* Begin INPUT RECORDS *
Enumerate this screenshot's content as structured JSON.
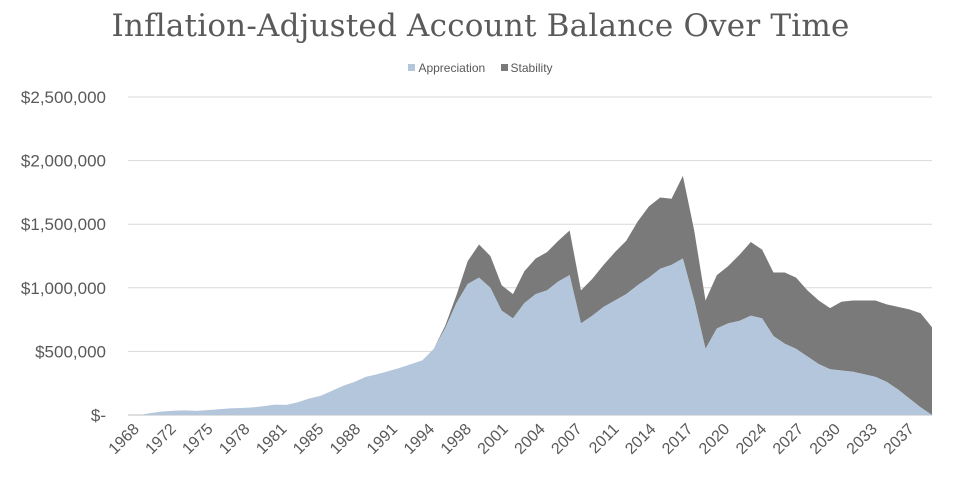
{
  "chart_data": {
    "type": "area",
    "title": "Inflation-Adjusted Account Balance Over Time",
    "stacked": true,
    "legend_position": "top",
    "grid": true,
    "ylim": [
      0,
      2500000
    ],
    "y_ticks": [
      0,
      500000,
      1000000,
      1500000,
      2000000,
      2500000
    ],
    "y_tick_labels": [
      "$-",
      "$500,000",
      "$1,000,000",
      "$1,500,000",
      "$2,000,000",
      "$2,500,000"
    ],
    "x_tick_labels": [
      "1968",
      "1972",
      "1975",
      "1978",
      "1981",
      "1985",
      "1988",
      "1991",
      "1994",
      "1998",
      "2001",
      "2004",
      "2007",
      "2011",
      "2014",
      "2017",
      "2020",
      "2024",
      "2027",
      "2030",
      "2033",
      "2037"
    ],
    "x": [
      1968,
      1969,
      1970,
      1971,
      1972,
      1973,
      1974,
      1975,
      1976,
      1977,
      1978,
      1979,
      1980,
      1981,
      1982,
      1983,
      1984,
      1985,
      1986,
      1987,
      1988,
      1989,
      1990,
      1991,
      1992,
      1993,
      1994,
      1995,
      1996,
      1997,
      1998,
      1999,
      2000,
      2001,
      2002,
      2003,
      2004,
      2005,
      2006,
      2007,
      2008,
      2009,
      2010,
      2011,
      2012,
      2013,
      2014,
      2015,
      2016,
      2017,
      2018,
      2019,
      2020,
      2021,
      2022,
      2023,
      2024,
      2025,
      2026,
      2027,
      2028,
      2029,
      2030,
      2031,
      2032,
      2033,
      2034,
      2035,
      2036,
      2037,
      2038,
      2039
    ],
    "series": [
      {
        "name": "Appreciation",
        "color": "#b4c6dc",
        "values": [
          0,
          0,
          15000,
          28000,
          33000,
          36000,
          32000,
          38000,
          45000,
          52000,
          55000,
          60000,
          70000,
          82000,
          80000,
          100000,
          130000,
          150000,
          190000,
          230000,
          260000,
          300000,
          320000,
          345000,
          370000,
          400000,
          430000,
          520000,
          680000,
          880000,
          1030000,
          1080000,
          1000000,
          820000,
          760000,
          880000,
          950000,
          980000,
          1050000,
          1100000,
          720000,
          780000,
          850000,
          900000,
          950000,
          1020000,
          1080000,
          1150000,
          1180000,
          1230000,
          900000,
          520000,
          680000,
          720000,
          740000,
          780000,
          760000,
          620000,
          560000,
          520000,
          460000,
          400000,
          360000,
          350000,
          340000,
          320000,
          300000,
          260000,
          200000,
          130000,
          60000,
          0
        ]
      },
      {
        "name": "Stability",
        "color": "#7a7a7a",
        "values": [
          0,
          0,
          0,
          0,
          0,
          0,
          0,
          0,
          0,
          0,
          0,
          0,
          0,
          0,
          0,
          0,
          0,
          0,
          0,
          0,
          0,
          0,
          0,
          0,
          0,
          0,
          0,
          0,
          20000,
          60000,
          180000,
          260000,
          250000,
          200000,
          190000,
          250000,
          280000,
          300000,
          320000,
          350000,
          260000,
          290000,
          330000,
          380000,
          420000,
          500000,
          560000,
          560000,
          520000,
          650000,
          550000,
          380000,
          420000,
          450000,
          520000,
          580000,
          540000,
          500000,
          560000,
          560000,
          520000,
          500000,
          480000,
          540000,
          560000,
          580000,
          600000,
          610000,
          650000,
          700000,
          740000,
          690000
        ]
      }
    ]
  }
}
* End INPUT RECORDS *
§ **SET TASK**
Repeat each entry exactly. Pictures do not belong in the copy.

§ **REPLY TO THE TASK**
Enumerate this screenshot's content as structured JSON.
{
  "chart_data": {
    "type": "area",
    "title": "Inflation-Adjusted Account Balance Over Time",
    "stacked": true,
    "legend_position": "top",
    "grid": true,
    "ylim": [
      0,
      2500000
    ],
    "y_ticks": [
      0,
      500000,
      1000000,
      1500000,
      2000000,
      2500000
    ],
    "y_tick_labels": [
      "$-",
      "$500,000",
      "$1,000,000",
      "$1,500,000",
      "$2,000,000",
      "$2,500,000"
    ],
    "x_tick_labels": [
      "1968",
      "1972",
      "1975",
      "1978",
      "1981",
      "1985",
      "1988",
      "1991",
      "1994",
      "1998",
      "2001",
      "2004",
      "2007",
      "2011",
      "2014",
      "2017",
      "2020",
      "2024",
      "2027",
      "2030",
      "2033",
      "2037"
    ],
    "x": [
      1968,
      1969,
      1970,
      1971,
      1972,
      1973,
      1974,
      1975,
      1976,
      1977,
      1978,
      1979,
      1980,
      1981,
      1982,
      1983,
      1984,
      1985,
      1986,
      1987,
      1988,
      1989,
      1990,
      1991,
      1992,
      1993,
      1994,
      1995,
      1996,
      1997,
      1998,
      1999,
      2000,
      2001,
      2002,
      2003,
      2004,
      2005,
      2006,
      2007,
      2008,
      2009,
      2010,
      2011,
      2012,
      2013,
      2014,
      2015,
      2016,
      2017,
      2018,
      2019,
      2020,
      2021,
      2022,
      2023,
      2024,
      2025,
      2026,
      2027,
      2028,
      2029,
      2030,
      2031,
      2032,
      2033,
      2034,
      2035,
      2036,
      2037,
      2038,
      2039
    ],
    "series": [
      {
        "name": "Appreciation",
        "color": "#b4c6dc",
        "values": [
          0,
          0,
          15000,
          28000,
          33000,
          36000,
          32000,
          38000,
          45000,
          52000,
          55000,
          60000,
          70000,
          82000,
          80000,
          100000,
          130000,
          150000,
          190000,
          230000,
          260000,
          300000,
          320000,
          345000,
          370000,
          400000,
          430000,
          520000,
          680000,
          880000,
          1030000,
          1080000,
          1000000,
          820000,
          760000,
          880000,
          950000,
          980000,
          1050000,
          1100000,
          720000,
          780000,
          850000,
          900000,
          950000,
          1020000,
          1080000,
          1150000,
          1180000,
          1230000,
          900000,
          520000,
          680000,
          720000,
          740000,
          780000,
          760000,
          620000,
          560000,
          520000,
          460000,
          400000,
          360000,
          350000,
          340000,
          320000,
          300000,
          260000,
          200000,
          130000,
          60000,
          0
        ]
      },
      {
        "name": "Stability",
        "color": "#7a7a7a",
        "values": [
          0,
          0,
          0,
          0,
          0,
          0,
          0,
          0,
          0,
          0,
          0,
          0,
          0,
          0,
          0,
          0,
          0,
          0,
          0,
          0,
          0,
          0,
          0,
          0,
          0,
          0,
          0,
          0,
          20000,
          60000,
          180000,
          260000,
          250000,
          200000,
          190000,
          250000,
          280000,
          300000,
          320000,
          350000,
          260000,
          290000,
          330000,
          380000,
          420000,
          500000,
          560000,
          560000,
          520000,
          650000,
          550000,
          380000,
          420000,
          450000,
          520000,
          580000,
          540000,
          500000,
          560000,
          560000,
          520000,
          500000,
          480000,
          540000,
          560000,
          580000,
          600000,
          610000,
          650000,
          700000,
          740000,
          690000
        ]
      }
    ]
  }
}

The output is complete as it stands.